Records for this exercise
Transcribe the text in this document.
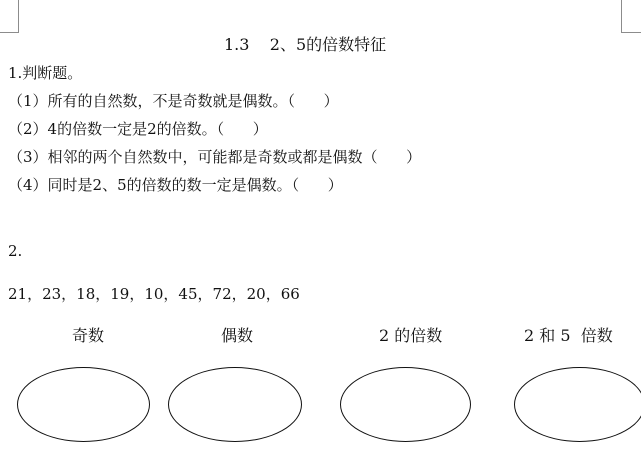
1.3    2、5的倍数特征
1.判断题。
（1）所有的自然数，不是奇数就是偶数。（      ）
（2）4的倍数一定是2的倍数。（      ）
（3）相邻的两个自然数中，可能都是奇数或都是偶数（      ）
（4）同时是2、5的倍数的数一定是偶数。（      ）
2.
21，23，18，19，10，45，72，20，66
奇数	偶数	2 的倍数	2 和 5  倍数
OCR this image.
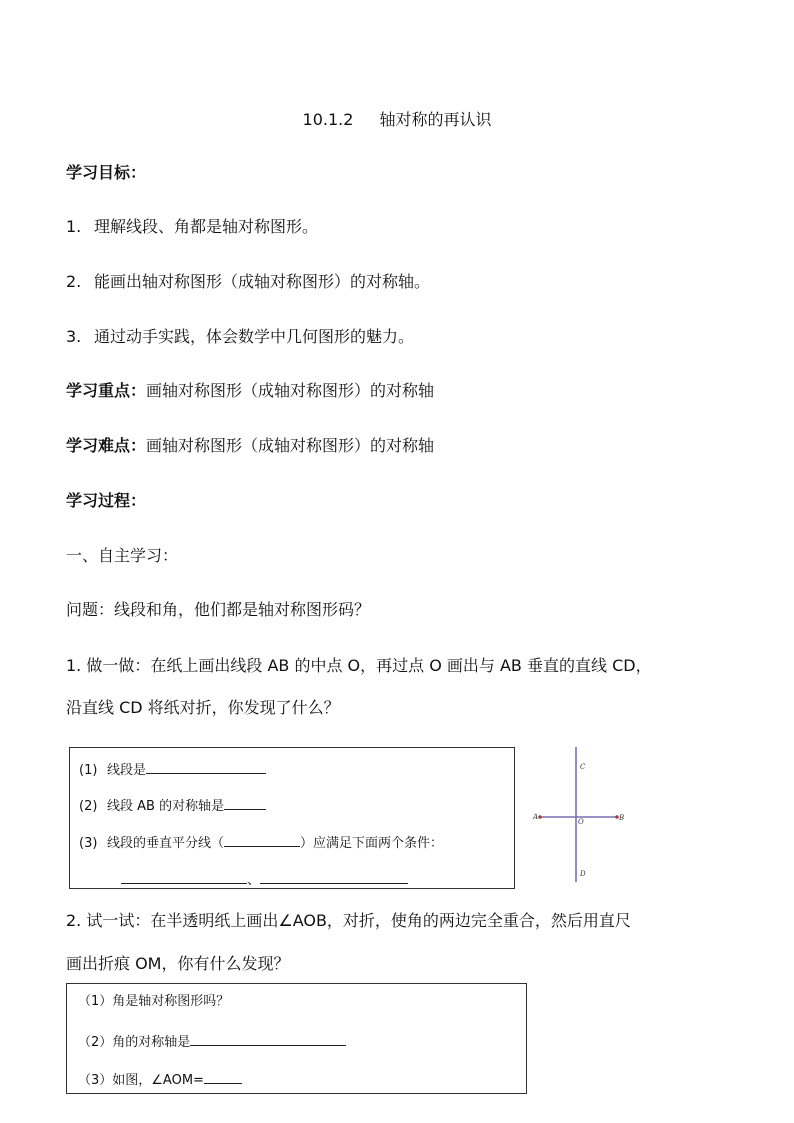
10.1.2 轴对称的再认识
学习目标：
1. 理解线段、角都是轴对称图形。
2. 能画出轴对称图形（成轴对称图形）的对称轴。
3. 通过动手实践，体会数学中几何图形的魅力。
学习重点：画轴对称图形（成轴对称图形）的对称轴
学习难点：画轴对称图形（成轴对称图形）的对称轴
学习过程：
一、自主学习：
问题：线段和角，他们都是轴对称图形码？
1. 做一做：在纸上画出线段 AB 的中点 O，再过点 O 画出与 AB 垂直的直线 CD，
沿直线 CD 将纸对折，你发现了什么？
(1) 线段是
(2) 线段 AB 的对称轴是
(3) 线段的垂直平分线（	）应满足下面两个条件：
、
C
A
O	B
D
2. 试一试：在半透明纸上画出∠AOB，对折，使角的两边完全重合，然后用直尺
画出折痕 OM，你有什么发现？
（1）角是轴对称图形吗？
（2）角的对称轴是
（3）如图，∠AOM=
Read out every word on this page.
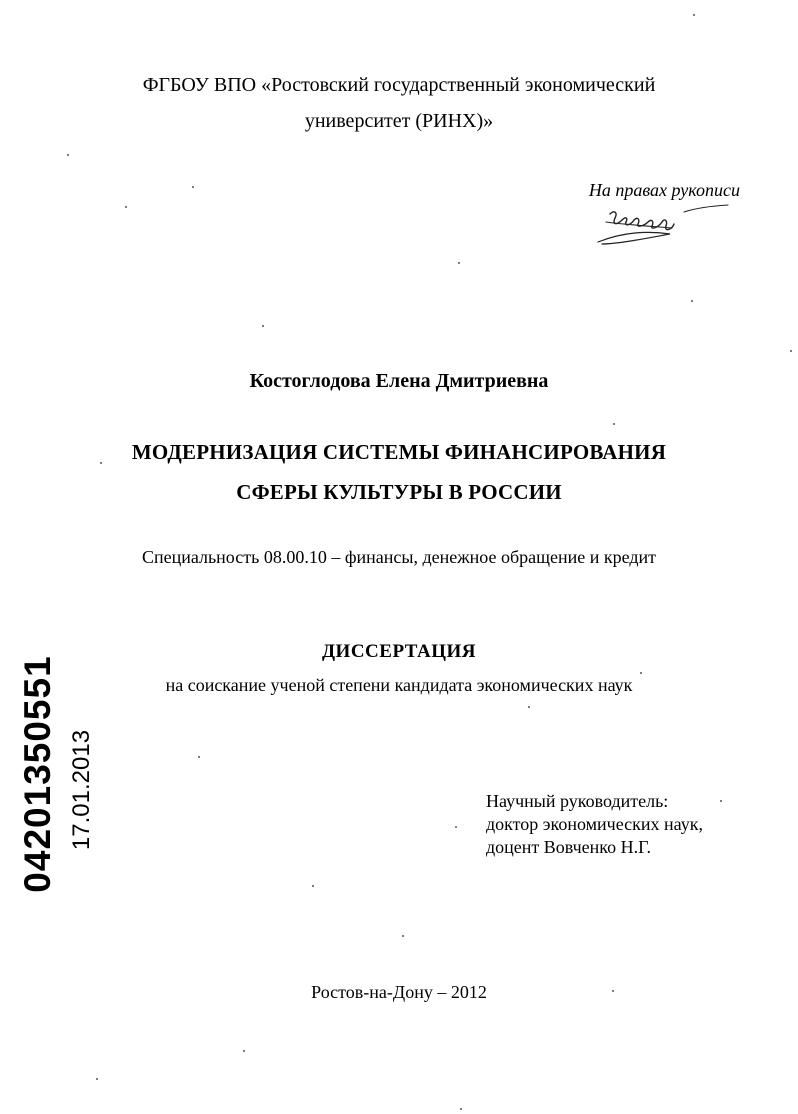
ФГБОУ ВПО «Ростовский государственный экономический
университет (РИНХ)»
На правах рукописи
Костоглодова Елена Дмитриевна
МОДЕРНИЗАЦИЯ СИСТЕМЫ ФИНАНСИРОВАНИЯ
СФЕРЫ КУЛЬТУРЫ В РОССИИ
Специальность 08.00.10 – финансы, денежное обращение и кредит
ДИССЕРТАЦИЯ
на соискание ученой степени кандидата экономических наук
Научный руководитель:
доктор экономических наук,
доцент Вовченко Н.Г.
Ростов-на-Дону – 2012
04201350551 17.01.2013
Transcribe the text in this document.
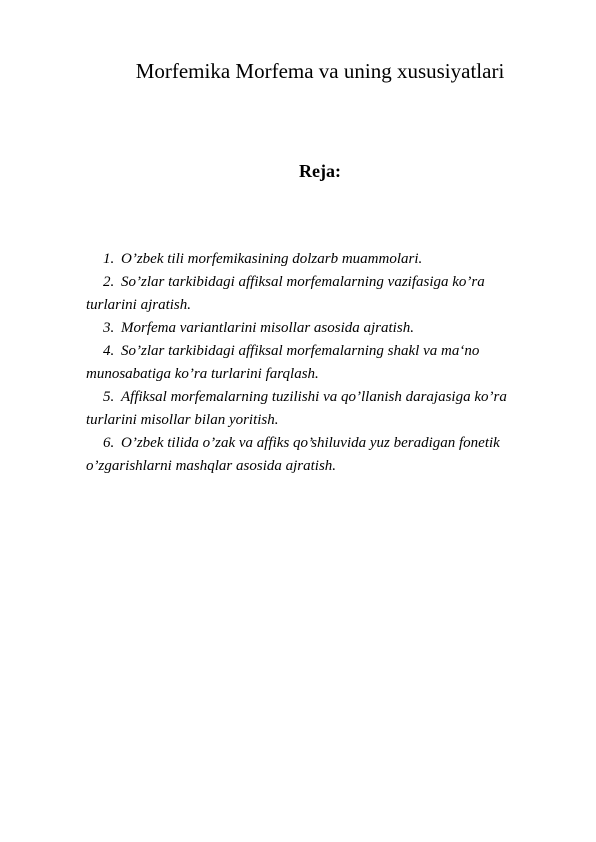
Morfemika Morfema va uning xususiyatlari
Reja:
1. O’zbek tili morfemikasining dolzarb muammolari.
2. So’zlar tarkibidagi affiksal morfemalarning vazifasiga ko’ra turlarini ajratish.
3. Morfema variantlarini misollar asosida ajratish.
4. So’zlar tarkibidagi affiksal morfemalarning shakl va ma‘no munosabatiga ko’ra turlarini farqlash.
5. Affiksal morfemalarning tuzilishi va qo’llanish darajasiga ko’ra turlarini misollar bilan yoritish.
6. O’zbek tilida o’zak va affiks qo’shiluvida yuz beradigan fonetik o’zgarishlarni mashqlar asosida ajratish.
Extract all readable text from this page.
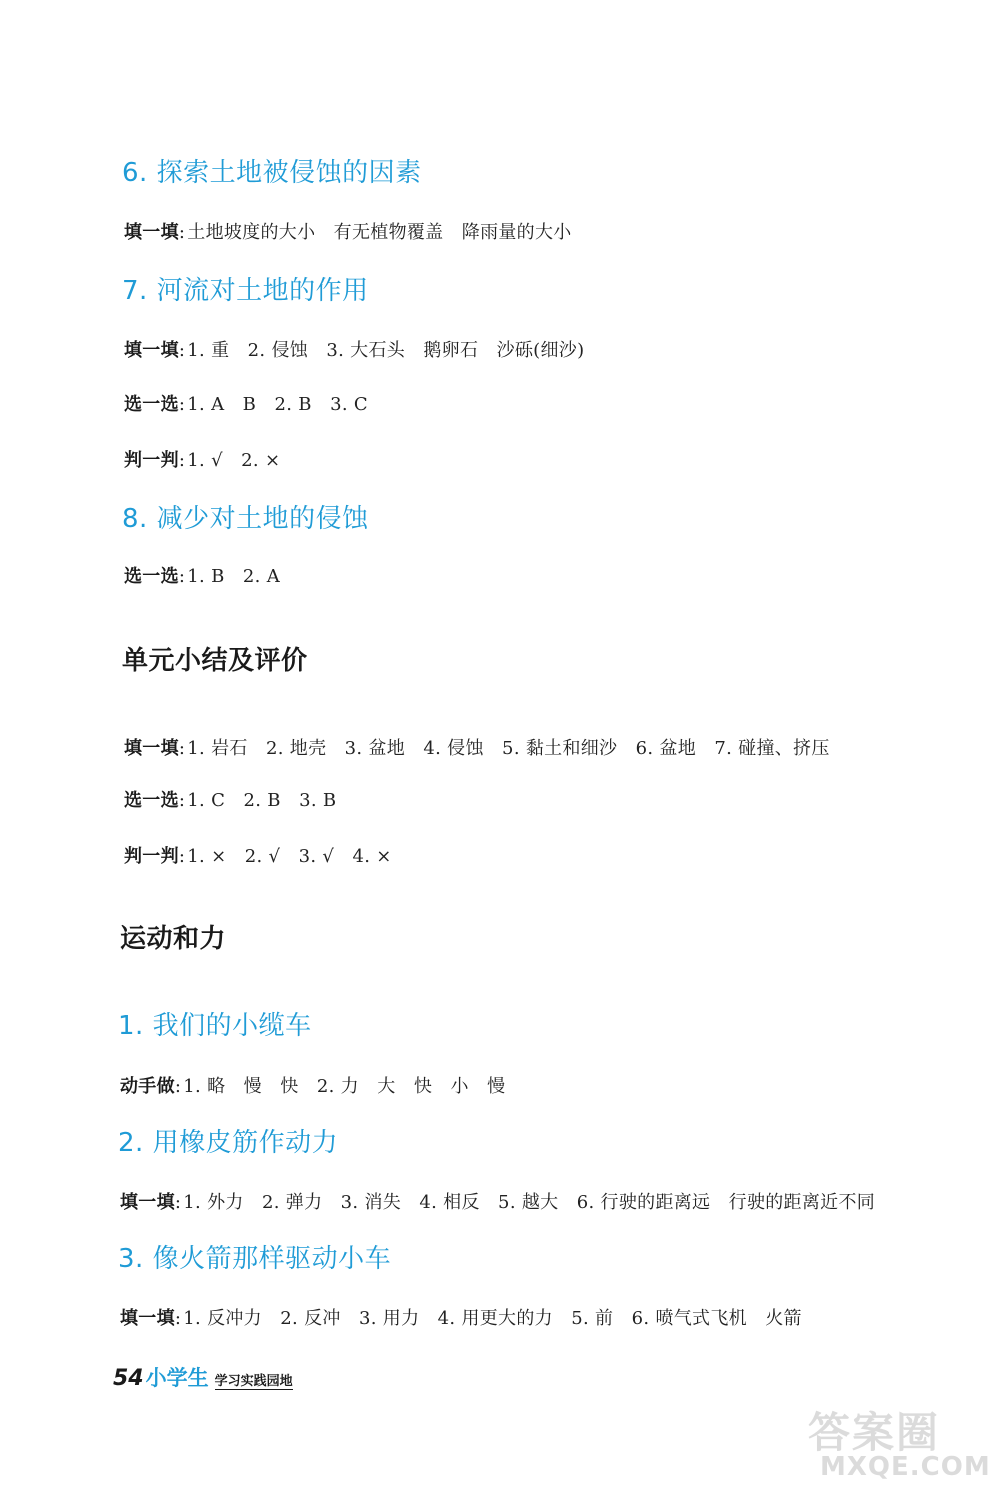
6. 探索土地被侵蚀的因素
7. 河流对土地的作用
8. 减少对土地的侵蚀
单元小结及评价
运动和力
1. 我们的小缆车
2. 用橡皮筋作动力
3. 像火箭那样驱动小车
填一填: 土地坡度的大小　有无植物覆盖　降雨量的大小
填一填: 1. 重　2. 侵蚀　3. 大石头　鹅卵石　沙砾(细沙)
选一选: 1. A　B　2. B　3. C
判一判: 1. √　2. ×
选一选: 1. B　2. A
填一填: 1. 岩石　2. 地壳　3. 盆地　4. 侵蚀　5. 黏土和细沙　6. 盆地　7. 碰撞、挤压
选一选: 1. C　2. B　3. B
判一判: 1. ×　2. √　3. √　4. ×
动手做: 1. 略　慢　快　2. 力　大　快　小　慢
填一填: 1. 外力　2. 弹力　3. 消失　4. 相反　5. 越大　6. 行驶的距离远　行驶的距离近不同
填一填: 1. 反冲力　2. 反冲　3. 用力　4. 用更大的力　5. 前　6. 喷气式飞机　火箭
54 小学生 学习实践园地
答案圈
MXQE.COM
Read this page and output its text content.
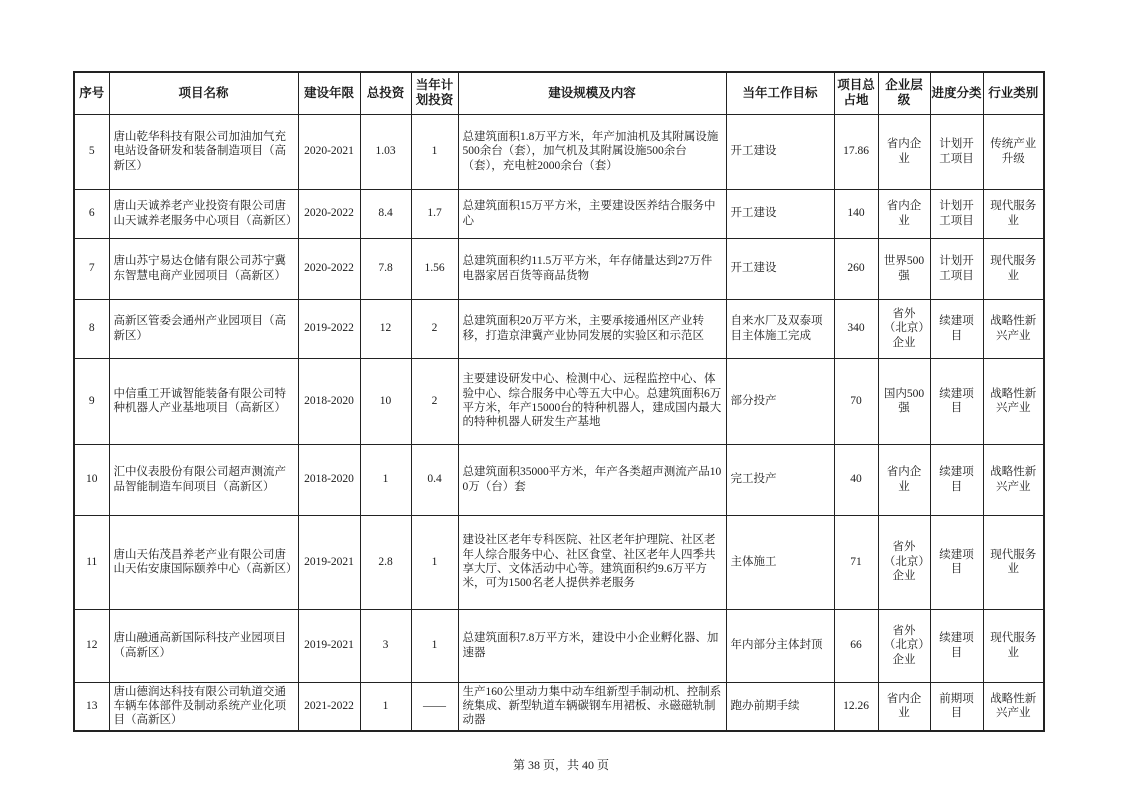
序号	项目名称	建设年限	总投资	当年计划投资	建设规模及内容	当年工作目标	项目总占地	企业层级	进度分类	行业类别
5	唐山乾华科技有限公司加油加气充电站设备研发和装备制造项目（高新区）	2020-2021	1.03	1	总建筑面积1.8万平方米，年产加油机及其附属设施500余台（套），加气机及其附属设施500余台（套），充电桩2000余台（套）	开工建设	17.86	省内企业	计划开工项目	传统产业升级
6	唐山天诚养老产业投资有限公司唐山天诚养老服务中心项目（高新区）	2020-2022	8.4	1.7	总建筑面积15万平方米，主要建设医养结合服务中心	开工建设	140	省内企业	计划开工项目	现代服务业
7	唐山苏宁易达仓储有限公司苏宁冀东智慧电商产业园项目（高新区）	2020-2022	7.8	1.56	总建筑面积约11.5万平方米，年存储量达到27万件电器家居百货等商品货物	开工建设	260	世界500强	计划开工项目	现代服务业
8	高新区管委会通州产业园项目（高新区）	2019-2022	12	2	总建筑面积20万平方米，主要承接通州区产业转移，打造京津冀产业协同发展的实验区和示范区	自来水厂及双泰项目主体施工完成	340	省外（北京）企业	续建项目	战略性新兴产业
9	中信重工开诚智能装备有限公司特种机器人产业基地项目（高新区）	2018-2020	10	2	主要建设研发中心、检测中心、远程监控中心、体验中心、综合服务中心等五大中心。总建筑面积6万平方米，年产15000台的特种机器人，建成国内最大的特种机器人研发生产基地	部分投产	70	国内500强	续建项目	战略性新兴产业
10	汇中仪表股份有限公司超声测流产品智能制造车间项目（高新区）	2018-2020	1	0.4	总建筑面积35000平方米，年产各类超声测流产品100万（台）套	完工投产	40	省内企业	续建项目	战略性新兴产业
11	唐山天佑茂昌养老产业有限公司唐山天佑安康国际颐养中心（高新区）	2019-2021	2.8	1	建设社区老年专科医院、社区老年护理院、社区老年人综合服务中心、社区食堂、社区老年人四季共享大厅、文体活动中心等。建筑面积约9.6万平方米，可为1500名老人提供养老服务	主体施工	71	省外（北京）企业	续建项目	现代服务业
12	唐山融通高新国际科技产业园项目（高新区）	2019-2021	3	1	总建筑面积7.8万平方米，建设中小企业孵化器、加速器	年内部分主体封顶	66	省外（北京）企业	续建项目	现代服务业
13	唐山德润达科技有限公司轨道交通车辆车体部件及制动系统产业化项目（高新区）	2021-2022	1	——	生产160公里动力集中动车组新型手制动机、控制系统集成、新型轨道车辆碳钢车用裙板、永磁磁轨制动器	跑办前期手续	12.26	省内企业	前期项目	战略性新兴产业
第 38 页，共 40 页
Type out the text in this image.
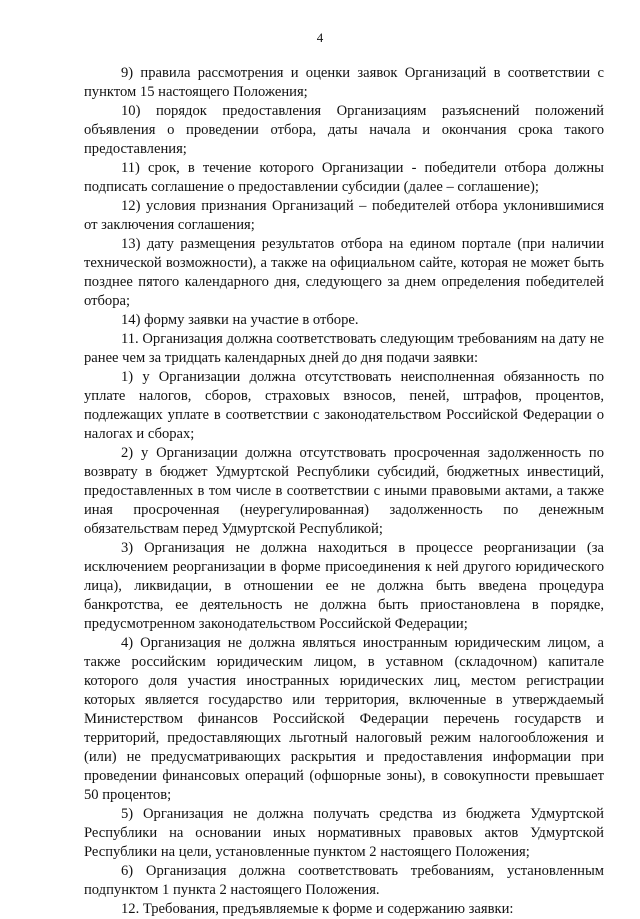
4

9) правила рассмотрения и оценки заявок Организаций в соответствии с пунктом 15 настоящего Положения;

10) порядок предоставления Организациям разъяснений положений объявления о проведении отбора, даты начала и окончания срока такого предоставления;

11) срок, в течение которого Организации - победители отбора должны подписать соглашение о предоставлении субсидии (далее – соглашение);

12) условия признания Организаций – победителей отбора уклонившимися от заключения соглашения;

13) дату размещения результатов отбора на едином портале (при наличии технической возможности), а также на официальном сайте, которая не может быть позднее пятого календарного дня, следующего за днем определения победителей отбора;

14) форму заявки на участие в отборе.

11. Организация должна соответствовать следующим требованиям на дату не ранее чем за тридцать календарных дней до дня подачи заявки:

1) у Организации должна отсутствовать неисполненная обязанность по уплате налогов, сборов, страховых взносов, пеней, штрафов, процентов, подлежащих уплате в соответствии с законодательством Российской Федерации о налогах и сборах;

2) у Организации должна отсутствовать просроченная задолженность по возврату в бюджет Удмуртской Республики субсидий, бюджетных инвестиций, предоставленных в том числе в соответствии с иными правовыми актами, а также иная просроченная (неурегулированная) задолженность по денежным обязательствам перед Удмуртской Республикой;

3) Организация не должна находиться в процессе реорганизации (за исключением реорганизации в форме присоединения к ней другого юридического лица), ликвидации, в отношении ее не должна быть введена процедура банкротства, ее деятельность не должна быть приостановлена в порядке, предусмотренном законодательством Российской Федерации;

4) Организация не должна являться иностранным юридическим лицом, а также российским юридическим лицом, в уставном (складочном) капитале которого доля участия иностранных юридических лиц, местом регистрации которых является государство или территория, включенные в утверждаемый Министерством финансов Российской Федерации перечень государств и территорий, предоставляющих льготный налоговый режим налогообложения и (или) не предусматривающих раскрытия и предоставления информации при проведении финансовых операций (офшорные зоны), в совокупности превышает 50 процентов;

5) Организация не должна получать средства из бюджета Удмуртской Республики на основании иных нормативных правовых актов Удмуртской Республики на цели, установленные пунктом 2 настоящего Положения;

6) Организация должна соответствовать требованиям, установленным подпунктом 1 пункта 2 настоящего Положения.

12. Требования, предъявляемые к форме и содержанию заявки:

Directions
Look through the records and gather every line containing "соответствии".

Solution
9) правила рассмотрения и оценки заявок Организаций в соответствии с пунктом 15 настоящего Положения;
1) у Организации должна отсутствовать неисполненная обязанность по уплате налогов, сборов, страховых взносов, пеней, штрафов, процентов, подлежащих уплате в соответствии с законодательством Российской Федерации о налогах и сборах;
2) у Организации должна отсутствовать просроченная задолженность по возврату в бюджет Удмуртской Республики субсидий, бюджетных инвестиций, предоставленных в том числе в соответствии с иными правовыми актами, а также иная просроченная (неурегулированная) задолженность по денежным обязательствам перед Удмуртской Республикой;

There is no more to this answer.